§ **GOAL**
Using the records that follow, copy every line containing the word "duration".
---- INPUT DATA
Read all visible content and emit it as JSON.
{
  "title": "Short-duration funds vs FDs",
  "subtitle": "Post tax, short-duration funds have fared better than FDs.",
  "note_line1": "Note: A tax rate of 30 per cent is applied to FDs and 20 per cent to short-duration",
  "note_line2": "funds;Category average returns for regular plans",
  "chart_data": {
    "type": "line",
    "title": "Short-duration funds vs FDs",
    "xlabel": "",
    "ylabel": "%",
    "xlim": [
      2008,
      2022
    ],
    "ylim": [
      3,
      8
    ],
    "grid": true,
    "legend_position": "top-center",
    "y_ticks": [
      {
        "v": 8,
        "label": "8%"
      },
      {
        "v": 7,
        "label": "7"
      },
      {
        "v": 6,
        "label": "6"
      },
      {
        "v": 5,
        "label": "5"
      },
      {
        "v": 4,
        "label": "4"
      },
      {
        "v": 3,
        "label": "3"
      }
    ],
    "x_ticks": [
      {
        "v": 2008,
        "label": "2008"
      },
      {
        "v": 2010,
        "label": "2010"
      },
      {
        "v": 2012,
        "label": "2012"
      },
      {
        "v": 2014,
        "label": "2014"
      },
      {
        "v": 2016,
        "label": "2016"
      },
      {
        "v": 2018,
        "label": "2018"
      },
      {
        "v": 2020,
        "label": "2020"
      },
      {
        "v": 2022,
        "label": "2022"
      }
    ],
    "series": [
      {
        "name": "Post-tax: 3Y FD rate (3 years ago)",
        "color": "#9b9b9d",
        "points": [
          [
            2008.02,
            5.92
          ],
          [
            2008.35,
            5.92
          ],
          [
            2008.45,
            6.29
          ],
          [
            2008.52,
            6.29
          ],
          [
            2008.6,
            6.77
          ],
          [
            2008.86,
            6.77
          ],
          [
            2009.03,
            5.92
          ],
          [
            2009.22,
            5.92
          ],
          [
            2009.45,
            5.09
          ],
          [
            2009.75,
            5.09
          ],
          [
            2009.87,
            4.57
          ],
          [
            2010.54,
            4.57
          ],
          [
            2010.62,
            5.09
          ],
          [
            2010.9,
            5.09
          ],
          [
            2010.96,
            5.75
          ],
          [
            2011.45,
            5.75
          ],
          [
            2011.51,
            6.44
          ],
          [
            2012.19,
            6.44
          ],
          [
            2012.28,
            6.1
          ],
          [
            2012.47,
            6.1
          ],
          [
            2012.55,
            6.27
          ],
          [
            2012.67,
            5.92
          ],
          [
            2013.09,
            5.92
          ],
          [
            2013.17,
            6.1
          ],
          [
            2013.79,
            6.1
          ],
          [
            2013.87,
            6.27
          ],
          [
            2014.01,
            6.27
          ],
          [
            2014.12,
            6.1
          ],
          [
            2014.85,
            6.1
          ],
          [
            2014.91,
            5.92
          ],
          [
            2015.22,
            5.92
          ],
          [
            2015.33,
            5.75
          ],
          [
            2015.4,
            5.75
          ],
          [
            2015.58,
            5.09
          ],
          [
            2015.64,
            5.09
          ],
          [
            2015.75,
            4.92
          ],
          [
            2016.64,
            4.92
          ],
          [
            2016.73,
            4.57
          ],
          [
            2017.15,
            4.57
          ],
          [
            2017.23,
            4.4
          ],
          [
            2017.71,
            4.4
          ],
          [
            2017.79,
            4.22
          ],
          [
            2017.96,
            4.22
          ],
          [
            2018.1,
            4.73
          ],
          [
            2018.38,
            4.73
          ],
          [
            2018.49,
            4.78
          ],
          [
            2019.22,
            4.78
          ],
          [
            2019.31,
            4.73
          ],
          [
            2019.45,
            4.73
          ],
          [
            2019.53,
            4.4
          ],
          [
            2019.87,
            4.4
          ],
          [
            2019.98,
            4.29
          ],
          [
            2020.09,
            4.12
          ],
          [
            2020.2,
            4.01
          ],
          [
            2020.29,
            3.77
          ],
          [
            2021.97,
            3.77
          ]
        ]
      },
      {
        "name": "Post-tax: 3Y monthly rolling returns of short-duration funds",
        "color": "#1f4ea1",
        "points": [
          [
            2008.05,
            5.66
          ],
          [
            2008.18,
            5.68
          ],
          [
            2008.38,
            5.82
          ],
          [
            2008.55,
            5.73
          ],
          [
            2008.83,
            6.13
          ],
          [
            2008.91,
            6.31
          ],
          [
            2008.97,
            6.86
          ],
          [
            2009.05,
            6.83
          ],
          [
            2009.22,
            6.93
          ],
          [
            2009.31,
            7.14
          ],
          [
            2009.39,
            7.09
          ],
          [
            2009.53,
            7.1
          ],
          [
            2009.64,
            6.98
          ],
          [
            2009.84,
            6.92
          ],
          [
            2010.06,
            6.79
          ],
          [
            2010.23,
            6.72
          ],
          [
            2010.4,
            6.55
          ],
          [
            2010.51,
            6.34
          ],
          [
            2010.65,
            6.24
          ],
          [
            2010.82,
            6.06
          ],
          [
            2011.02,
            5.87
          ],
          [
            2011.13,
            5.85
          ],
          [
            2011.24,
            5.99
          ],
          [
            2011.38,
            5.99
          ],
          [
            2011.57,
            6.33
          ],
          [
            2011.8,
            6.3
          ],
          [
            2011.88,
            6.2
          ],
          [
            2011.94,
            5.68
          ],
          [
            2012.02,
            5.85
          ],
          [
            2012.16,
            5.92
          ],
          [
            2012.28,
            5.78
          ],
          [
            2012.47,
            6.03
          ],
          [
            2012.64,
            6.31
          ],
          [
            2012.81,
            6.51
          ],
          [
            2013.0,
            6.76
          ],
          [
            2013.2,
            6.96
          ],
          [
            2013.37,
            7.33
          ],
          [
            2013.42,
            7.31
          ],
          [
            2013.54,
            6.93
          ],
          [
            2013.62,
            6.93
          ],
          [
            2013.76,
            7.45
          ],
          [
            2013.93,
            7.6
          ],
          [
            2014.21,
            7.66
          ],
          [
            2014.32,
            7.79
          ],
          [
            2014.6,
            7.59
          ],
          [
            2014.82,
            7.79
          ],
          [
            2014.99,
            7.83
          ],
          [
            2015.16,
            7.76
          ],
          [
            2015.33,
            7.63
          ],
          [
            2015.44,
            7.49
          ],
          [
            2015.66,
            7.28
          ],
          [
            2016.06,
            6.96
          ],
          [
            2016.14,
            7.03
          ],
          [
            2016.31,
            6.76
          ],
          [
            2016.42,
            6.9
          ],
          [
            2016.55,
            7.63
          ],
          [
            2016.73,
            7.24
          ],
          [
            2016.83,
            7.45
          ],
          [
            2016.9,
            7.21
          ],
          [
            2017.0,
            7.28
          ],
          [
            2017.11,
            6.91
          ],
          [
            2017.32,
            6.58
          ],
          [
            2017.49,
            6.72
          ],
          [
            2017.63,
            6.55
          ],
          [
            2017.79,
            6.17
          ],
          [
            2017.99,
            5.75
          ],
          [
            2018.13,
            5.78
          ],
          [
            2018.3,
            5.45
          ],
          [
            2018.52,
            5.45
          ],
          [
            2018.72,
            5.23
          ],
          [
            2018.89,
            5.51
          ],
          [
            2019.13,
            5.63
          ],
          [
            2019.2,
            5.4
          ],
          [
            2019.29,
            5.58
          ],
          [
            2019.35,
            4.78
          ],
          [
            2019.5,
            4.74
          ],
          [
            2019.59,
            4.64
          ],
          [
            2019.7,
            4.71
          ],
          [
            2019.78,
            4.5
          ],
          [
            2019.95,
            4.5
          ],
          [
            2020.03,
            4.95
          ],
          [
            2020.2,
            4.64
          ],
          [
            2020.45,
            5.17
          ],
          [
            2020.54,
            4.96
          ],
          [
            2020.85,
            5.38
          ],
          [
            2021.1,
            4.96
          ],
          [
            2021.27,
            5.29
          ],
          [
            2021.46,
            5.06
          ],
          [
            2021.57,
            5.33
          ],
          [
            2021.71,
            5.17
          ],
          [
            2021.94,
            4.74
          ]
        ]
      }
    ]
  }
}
--------
§ **WORKED SOLUTION**
  "title": "Short-duration funds vs FDs",
  "subtitle": "Post tax, short-duration funds have fared better than FDs.",
  "note_line1": "Note: A tax rate of 30 per cent is applied to FDs and 20 per cent to short-duration",
    "title": "Short-duration funds vs FDs",
        "name": "Post-tax: 3Y monthly rolling returns of short-duration funds",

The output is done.